Task requirements
List all the lines in these records that hold "Neoprene".

Data for this task

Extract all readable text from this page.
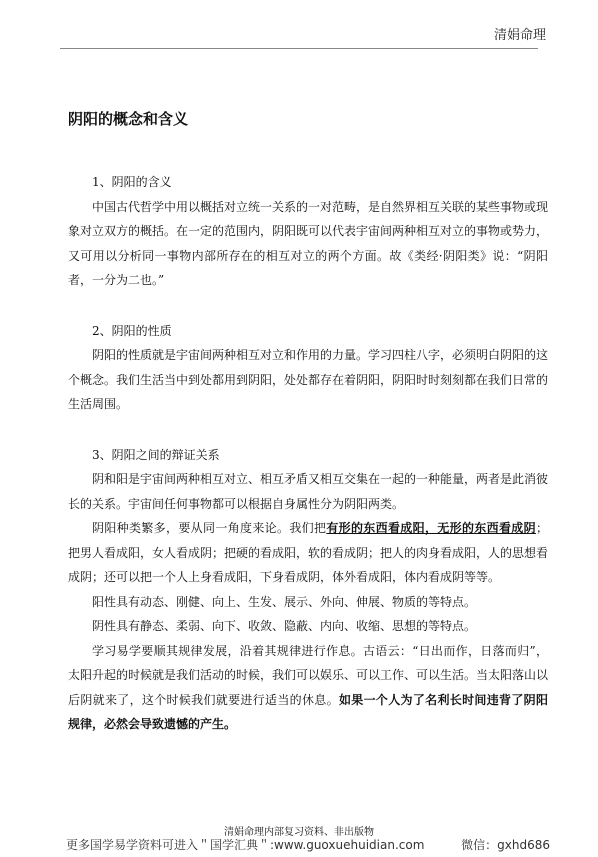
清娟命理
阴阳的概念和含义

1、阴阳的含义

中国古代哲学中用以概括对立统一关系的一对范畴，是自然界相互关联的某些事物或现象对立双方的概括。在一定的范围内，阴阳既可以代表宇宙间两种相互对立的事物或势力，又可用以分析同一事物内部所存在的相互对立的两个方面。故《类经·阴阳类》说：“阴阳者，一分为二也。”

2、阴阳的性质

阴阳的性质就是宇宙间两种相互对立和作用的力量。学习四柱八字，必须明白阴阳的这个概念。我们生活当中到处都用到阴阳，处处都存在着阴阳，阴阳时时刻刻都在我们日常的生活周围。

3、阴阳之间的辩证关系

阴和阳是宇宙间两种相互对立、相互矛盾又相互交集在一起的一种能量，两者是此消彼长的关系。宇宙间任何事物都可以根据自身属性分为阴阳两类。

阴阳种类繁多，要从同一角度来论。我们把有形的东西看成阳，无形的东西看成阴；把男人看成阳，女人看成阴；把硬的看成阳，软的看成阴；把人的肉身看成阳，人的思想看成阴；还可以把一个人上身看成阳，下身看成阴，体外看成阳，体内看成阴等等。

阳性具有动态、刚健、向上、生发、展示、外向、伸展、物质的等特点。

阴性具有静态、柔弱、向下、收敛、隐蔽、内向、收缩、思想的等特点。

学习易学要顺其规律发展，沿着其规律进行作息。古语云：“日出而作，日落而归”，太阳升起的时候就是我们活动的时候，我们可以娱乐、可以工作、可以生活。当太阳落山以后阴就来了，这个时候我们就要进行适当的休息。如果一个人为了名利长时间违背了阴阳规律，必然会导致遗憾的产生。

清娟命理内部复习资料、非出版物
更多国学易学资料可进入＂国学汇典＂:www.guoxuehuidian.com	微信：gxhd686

---

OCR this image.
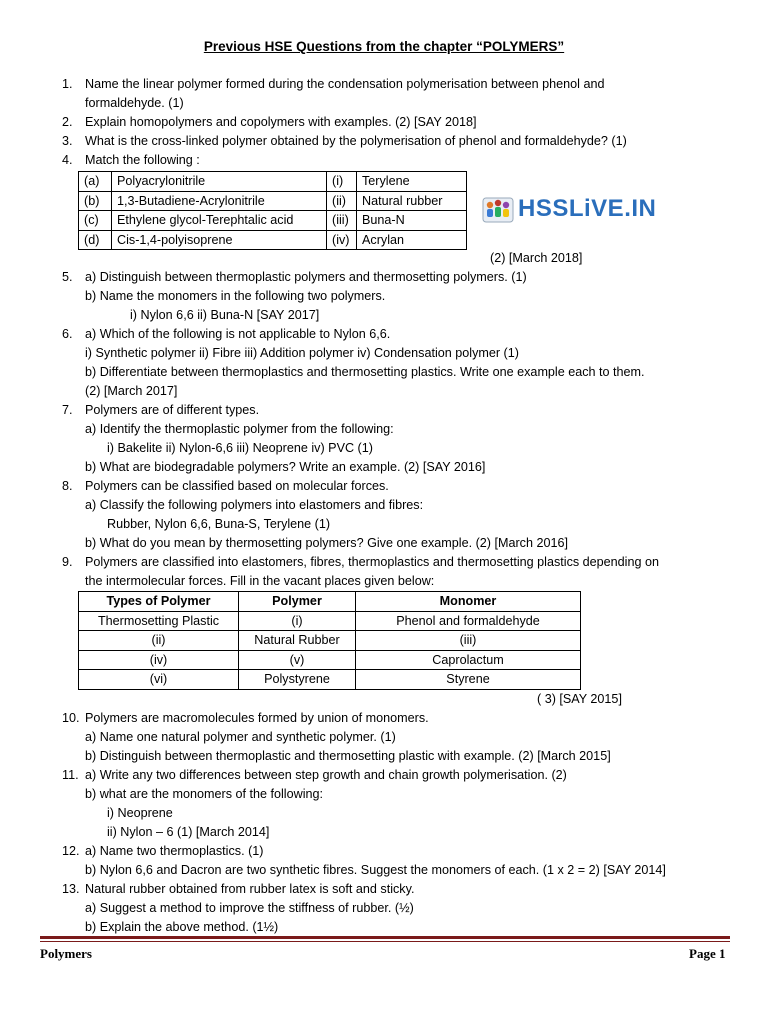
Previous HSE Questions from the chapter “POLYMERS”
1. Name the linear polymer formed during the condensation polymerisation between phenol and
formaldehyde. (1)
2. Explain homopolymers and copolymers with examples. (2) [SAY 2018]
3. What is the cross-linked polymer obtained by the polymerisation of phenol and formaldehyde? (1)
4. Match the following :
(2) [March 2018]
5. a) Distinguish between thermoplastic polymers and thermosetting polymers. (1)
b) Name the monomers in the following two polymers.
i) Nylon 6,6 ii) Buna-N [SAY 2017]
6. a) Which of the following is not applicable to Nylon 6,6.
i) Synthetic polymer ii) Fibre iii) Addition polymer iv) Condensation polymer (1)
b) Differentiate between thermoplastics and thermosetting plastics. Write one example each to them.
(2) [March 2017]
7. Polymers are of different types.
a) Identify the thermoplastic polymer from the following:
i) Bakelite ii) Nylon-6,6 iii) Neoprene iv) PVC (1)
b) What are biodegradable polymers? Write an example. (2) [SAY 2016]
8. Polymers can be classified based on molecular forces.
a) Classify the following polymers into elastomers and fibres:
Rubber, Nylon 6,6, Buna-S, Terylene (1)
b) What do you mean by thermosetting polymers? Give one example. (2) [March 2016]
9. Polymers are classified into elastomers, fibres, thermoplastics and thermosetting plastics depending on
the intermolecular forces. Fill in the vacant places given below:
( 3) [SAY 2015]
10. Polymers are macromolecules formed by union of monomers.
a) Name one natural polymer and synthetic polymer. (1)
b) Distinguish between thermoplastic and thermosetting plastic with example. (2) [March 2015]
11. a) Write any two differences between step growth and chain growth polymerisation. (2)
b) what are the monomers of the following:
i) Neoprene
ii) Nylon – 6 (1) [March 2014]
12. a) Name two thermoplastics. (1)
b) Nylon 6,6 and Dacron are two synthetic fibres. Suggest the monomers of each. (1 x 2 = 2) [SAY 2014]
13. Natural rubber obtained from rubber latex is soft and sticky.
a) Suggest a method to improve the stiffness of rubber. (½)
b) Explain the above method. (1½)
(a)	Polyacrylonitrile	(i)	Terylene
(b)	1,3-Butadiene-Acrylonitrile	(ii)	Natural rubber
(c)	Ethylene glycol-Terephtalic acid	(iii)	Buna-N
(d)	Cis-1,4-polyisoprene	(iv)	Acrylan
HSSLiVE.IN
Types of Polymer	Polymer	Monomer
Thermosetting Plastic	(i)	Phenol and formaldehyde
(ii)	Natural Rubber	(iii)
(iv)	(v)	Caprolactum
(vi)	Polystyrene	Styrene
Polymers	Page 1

Exercise answer
i) Bakelite ii) Nylon-6,6 iii) Neoprene iv) PVC (1)
i) Neoprene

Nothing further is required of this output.